* **GIVEN REQUEST**:
Tally the lines in the listing below that contain "Barber" and report the tally alone.

+--

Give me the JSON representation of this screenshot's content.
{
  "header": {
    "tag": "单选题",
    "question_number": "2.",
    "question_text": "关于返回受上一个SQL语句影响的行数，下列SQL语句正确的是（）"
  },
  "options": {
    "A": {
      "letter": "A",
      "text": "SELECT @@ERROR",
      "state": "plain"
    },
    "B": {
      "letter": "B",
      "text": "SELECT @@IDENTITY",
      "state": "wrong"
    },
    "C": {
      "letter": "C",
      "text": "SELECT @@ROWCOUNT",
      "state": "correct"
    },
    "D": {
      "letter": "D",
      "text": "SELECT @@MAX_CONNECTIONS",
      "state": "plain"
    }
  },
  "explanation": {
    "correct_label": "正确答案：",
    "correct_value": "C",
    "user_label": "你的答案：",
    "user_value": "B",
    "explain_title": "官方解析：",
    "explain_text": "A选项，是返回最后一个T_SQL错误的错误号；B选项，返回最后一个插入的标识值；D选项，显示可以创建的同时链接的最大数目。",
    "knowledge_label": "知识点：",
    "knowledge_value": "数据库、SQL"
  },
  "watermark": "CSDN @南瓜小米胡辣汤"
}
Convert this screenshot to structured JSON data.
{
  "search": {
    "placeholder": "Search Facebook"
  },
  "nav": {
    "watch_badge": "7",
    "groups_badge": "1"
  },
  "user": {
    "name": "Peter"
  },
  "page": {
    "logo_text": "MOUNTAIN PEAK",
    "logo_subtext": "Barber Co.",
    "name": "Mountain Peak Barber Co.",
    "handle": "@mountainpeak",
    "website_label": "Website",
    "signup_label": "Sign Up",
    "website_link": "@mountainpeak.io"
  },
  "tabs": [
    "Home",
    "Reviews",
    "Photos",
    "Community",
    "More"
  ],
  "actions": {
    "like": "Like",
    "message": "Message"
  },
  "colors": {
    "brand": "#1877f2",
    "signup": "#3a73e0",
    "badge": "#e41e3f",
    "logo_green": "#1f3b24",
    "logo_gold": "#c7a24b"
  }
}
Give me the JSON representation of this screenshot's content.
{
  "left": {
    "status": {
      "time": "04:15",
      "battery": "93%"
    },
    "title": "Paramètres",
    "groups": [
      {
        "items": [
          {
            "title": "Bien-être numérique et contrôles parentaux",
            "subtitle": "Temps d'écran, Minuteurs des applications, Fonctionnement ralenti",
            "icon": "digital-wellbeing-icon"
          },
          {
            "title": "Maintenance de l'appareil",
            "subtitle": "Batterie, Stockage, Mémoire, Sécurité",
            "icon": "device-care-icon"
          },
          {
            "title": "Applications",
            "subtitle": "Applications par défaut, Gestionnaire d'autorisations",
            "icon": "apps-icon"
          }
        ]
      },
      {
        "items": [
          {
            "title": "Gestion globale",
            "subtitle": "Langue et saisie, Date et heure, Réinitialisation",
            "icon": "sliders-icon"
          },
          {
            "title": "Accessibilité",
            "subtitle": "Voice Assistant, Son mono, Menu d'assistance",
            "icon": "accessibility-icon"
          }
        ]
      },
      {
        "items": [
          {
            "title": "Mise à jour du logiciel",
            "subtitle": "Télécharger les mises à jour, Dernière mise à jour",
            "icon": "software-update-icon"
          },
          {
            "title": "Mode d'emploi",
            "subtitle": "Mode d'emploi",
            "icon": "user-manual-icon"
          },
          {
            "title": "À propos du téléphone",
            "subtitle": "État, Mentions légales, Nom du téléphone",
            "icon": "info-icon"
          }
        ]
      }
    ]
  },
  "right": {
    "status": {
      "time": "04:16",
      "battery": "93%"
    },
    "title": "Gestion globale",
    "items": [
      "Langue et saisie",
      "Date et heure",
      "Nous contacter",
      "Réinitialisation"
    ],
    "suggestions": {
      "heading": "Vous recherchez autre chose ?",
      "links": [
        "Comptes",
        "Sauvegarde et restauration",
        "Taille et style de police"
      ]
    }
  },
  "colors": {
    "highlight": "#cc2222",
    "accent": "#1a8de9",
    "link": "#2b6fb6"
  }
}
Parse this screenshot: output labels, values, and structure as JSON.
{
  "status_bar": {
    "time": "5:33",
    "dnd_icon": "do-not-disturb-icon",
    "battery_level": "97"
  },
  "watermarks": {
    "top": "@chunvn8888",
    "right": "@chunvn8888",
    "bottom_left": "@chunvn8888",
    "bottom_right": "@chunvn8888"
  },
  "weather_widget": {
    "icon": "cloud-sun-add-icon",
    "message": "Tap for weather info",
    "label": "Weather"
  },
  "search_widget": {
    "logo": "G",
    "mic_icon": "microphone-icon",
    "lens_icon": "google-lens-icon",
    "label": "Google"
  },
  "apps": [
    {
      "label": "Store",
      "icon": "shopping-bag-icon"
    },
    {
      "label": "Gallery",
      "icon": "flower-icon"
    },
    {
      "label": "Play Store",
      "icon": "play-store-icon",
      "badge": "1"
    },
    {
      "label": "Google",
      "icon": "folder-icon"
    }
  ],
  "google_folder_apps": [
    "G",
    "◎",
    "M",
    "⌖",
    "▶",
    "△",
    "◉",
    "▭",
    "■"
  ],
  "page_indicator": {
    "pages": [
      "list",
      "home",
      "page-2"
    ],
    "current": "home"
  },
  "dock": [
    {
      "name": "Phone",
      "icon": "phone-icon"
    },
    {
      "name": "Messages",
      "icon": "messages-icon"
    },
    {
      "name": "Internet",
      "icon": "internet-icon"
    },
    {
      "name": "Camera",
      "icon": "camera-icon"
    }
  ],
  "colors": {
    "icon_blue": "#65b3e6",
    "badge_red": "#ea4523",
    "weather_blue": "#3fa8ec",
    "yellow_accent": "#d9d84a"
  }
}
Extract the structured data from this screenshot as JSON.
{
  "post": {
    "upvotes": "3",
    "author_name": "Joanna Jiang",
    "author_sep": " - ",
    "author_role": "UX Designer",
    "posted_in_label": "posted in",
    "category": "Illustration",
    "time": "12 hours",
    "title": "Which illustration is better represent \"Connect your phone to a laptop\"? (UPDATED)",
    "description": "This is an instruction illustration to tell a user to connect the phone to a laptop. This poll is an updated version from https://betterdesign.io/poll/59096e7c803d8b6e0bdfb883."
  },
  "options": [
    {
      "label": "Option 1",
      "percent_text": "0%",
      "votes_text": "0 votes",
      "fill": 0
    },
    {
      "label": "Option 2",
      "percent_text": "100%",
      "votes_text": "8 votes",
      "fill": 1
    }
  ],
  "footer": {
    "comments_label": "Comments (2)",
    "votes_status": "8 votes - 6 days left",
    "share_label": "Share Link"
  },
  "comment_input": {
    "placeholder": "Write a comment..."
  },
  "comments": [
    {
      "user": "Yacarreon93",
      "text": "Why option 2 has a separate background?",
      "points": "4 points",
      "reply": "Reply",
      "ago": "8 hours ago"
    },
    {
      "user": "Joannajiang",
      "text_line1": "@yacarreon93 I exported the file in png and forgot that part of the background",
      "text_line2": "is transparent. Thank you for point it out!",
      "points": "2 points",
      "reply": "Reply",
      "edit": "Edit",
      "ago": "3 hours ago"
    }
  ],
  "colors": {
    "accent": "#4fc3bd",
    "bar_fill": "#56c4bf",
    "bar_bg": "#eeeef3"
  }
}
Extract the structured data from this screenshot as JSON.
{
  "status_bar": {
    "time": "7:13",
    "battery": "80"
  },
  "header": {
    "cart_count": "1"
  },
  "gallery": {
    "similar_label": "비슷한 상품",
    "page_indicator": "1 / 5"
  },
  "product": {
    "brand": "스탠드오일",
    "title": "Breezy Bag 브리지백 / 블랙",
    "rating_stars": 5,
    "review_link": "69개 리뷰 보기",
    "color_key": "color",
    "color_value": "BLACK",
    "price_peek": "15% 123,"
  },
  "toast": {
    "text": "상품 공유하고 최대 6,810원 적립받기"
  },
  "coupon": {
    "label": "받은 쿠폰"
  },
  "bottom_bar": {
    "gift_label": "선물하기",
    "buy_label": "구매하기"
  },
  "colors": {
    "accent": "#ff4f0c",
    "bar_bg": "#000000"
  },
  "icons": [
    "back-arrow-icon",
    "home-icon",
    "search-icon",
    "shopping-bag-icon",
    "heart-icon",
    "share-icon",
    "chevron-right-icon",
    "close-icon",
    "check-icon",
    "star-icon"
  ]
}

+--

* **TASK RESPONSE**:
2